[Saved data entries]
** Begin **

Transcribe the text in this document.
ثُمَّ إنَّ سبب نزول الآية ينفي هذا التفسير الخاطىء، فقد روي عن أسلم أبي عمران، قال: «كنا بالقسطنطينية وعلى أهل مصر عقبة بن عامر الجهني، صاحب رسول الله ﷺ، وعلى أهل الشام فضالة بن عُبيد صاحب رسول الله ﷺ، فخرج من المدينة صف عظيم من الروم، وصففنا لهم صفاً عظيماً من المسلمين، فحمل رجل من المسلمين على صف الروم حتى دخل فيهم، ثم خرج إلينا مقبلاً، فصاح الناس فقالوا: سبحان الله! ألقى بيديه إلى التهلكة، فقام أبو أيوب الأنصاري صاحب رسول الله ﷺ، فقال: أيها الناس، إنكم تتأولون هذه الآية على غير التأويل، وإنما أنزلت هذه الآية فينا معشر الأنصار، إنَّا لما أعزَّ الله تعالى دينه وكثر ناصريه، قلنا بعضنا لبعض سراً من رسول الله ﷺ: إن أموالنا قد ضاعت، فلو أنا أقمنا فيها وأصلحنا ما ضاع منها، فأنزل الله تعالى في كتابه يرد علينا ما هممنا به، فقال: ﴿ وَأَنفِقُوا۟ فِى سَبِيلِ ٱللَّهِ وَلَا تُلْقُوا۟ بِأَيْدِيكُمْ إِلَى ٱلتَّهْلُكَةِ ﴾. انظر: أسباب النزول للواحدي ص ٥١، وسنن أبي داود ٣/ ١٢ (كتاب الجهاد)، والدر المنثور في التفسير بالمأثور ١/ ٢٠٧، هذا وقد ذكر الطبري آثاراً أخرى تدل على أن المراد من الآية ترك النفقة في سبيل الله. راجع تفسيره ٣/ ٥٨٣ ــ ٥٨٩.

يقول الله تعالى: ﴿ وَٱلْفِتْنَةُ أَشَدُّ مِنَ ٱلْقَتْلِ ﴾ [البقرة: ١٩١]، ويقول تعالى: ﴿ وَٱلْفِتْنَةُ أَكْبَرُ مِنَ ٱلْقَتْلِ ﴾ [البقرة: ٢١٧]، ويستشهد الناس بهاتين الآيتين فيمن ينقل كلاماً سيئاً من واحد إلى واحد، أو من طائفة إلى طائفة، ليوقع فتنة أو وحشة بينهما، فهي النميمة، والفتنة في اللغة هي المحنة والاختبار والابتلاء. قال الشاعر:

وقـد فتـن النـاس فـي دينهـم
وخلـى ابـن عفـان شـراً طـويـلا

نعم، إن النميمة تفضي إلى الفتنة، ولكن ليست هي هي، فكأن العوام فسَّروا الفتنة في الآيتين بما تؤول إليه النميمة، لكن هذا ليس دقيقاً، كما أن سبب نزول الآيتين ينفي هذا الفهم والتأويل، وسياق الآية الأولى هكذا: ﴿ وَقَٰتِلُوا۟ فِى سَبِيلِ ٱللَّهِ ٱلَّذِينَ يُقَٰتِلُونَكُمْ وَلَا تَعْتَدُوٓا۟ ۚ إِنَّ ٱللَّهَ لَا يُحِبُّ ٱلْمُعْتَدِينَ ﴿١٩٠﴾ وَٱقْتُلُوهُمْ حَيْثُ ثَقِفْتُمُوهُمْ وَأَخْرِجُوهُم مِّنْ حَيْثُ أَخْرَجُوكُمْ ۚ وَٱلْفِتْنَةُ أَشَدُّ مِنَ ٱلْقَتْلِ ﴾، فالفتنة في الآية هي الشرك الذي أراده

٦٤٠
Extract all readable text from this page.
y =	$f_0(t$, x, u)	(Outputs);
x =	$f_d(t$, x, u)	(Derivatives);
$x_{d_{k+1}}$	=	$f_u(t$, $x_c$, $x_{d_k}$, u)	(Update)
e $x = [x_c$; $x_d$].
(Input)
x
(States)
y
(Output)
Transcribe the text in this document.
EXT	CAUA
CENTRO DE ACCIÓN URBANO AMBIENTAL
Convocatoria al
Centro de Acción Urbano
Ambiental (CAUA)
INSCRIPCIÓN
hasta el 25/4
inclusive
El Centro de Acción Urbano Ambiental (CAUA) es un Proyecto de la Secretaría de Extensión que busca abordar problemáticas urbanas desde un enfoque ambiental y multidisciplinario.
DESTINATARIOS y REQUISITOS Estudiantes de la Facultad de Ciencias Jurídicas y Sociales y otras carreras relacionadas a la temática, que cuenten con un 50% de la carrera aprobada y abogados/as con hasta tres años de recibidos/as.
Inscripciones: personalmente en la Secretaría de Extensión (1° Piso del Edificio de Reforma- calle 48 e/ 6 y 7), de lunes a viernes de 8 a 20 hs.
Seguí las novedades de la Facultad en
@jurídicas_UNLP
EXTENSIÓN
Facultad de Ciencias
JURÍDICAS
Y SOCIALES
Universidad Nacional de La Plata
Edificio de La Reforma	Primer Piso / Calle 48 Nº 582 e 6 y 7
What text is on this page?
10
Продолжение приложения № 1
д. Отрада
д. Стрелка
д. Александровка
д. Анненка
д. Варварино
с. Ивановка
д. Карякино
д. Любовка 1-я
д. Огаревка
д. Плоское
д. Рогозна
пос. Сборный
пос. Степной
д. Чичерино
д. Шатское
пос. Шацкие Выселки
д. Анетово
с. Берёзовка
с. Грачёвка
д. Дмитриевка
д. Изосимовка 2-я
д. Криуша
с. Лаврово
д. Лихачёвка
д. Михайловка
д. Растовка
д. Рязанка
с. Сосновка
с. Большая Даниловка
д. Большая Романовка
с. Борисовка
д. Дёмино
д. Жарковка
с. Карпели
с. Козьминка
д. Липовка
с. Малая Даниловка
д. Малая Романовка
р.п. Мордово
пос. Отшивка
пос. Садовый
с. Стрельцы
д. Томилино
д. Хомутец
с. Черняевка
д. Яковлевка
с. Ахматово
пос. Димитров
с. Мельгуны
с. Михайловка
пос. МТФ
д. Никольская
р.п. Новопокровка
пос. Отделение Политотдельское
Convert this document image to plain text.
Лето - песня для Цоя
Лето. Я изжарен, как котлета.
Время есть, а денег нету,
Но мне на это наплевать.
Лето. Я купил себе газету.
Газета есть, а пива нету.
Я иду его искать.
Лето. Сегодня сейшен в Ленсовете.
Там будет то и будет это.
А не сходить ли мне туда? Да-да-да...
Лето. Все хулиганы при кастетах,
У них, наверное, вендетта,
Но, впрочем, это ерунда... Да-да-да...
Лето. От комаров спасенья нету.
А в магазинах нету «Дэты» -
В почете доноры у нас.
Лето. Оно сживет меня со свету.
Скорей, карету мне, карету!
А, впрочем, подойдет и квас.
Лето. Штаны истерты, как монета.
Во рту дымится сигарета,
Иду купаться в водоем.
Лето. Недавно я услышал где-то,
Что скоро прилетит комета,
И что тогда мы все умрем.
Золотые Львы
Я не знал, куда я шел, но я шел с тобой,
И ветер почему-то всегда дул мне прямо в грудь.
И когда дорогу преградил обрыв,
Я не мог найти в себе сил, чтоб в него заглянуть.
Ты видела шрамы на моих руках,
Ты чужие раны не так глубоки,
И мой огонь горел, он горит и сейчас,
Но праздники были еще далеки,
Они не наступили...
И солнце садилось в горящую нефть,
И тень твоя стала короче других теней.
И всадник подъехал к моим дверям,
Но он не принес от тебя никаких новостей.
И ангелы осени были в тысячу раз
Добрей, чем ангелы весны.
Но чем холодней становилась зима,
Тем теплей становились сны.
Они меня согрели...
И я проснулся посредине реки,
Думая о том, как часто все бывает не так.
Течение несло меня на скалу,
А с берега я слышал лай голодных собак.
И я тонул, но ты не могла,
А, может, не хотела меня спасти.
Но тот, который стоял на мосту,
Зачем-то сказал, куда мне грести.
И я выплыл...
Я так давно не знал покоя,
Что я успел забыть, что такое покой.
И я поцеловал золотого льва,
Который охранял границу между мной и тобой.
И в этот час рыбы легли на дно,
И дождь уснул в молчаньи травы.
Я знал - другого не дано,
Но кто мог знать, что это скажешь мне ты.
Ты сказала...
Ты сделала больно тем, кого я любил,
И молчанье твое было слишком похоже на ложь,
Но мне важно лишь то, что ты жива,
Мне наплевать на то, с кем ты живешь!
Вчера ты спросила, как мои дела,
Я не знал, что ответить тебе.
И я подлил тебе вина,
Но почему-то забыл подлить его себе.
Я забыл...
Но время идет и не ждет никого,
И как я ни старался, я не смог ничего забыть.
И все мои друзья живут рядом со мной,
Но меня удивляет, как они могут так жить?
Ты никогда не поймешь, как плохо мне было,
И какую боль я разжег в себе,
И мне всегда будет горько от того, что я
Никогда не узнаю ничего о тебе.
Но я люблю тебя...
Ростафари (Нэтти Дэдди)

** End **

» WORK REQUIRED
In the listing above, how many lines hold the word "меня"? Give the number and nothing more.

» RESPONSE TO THIS EXERCISE
5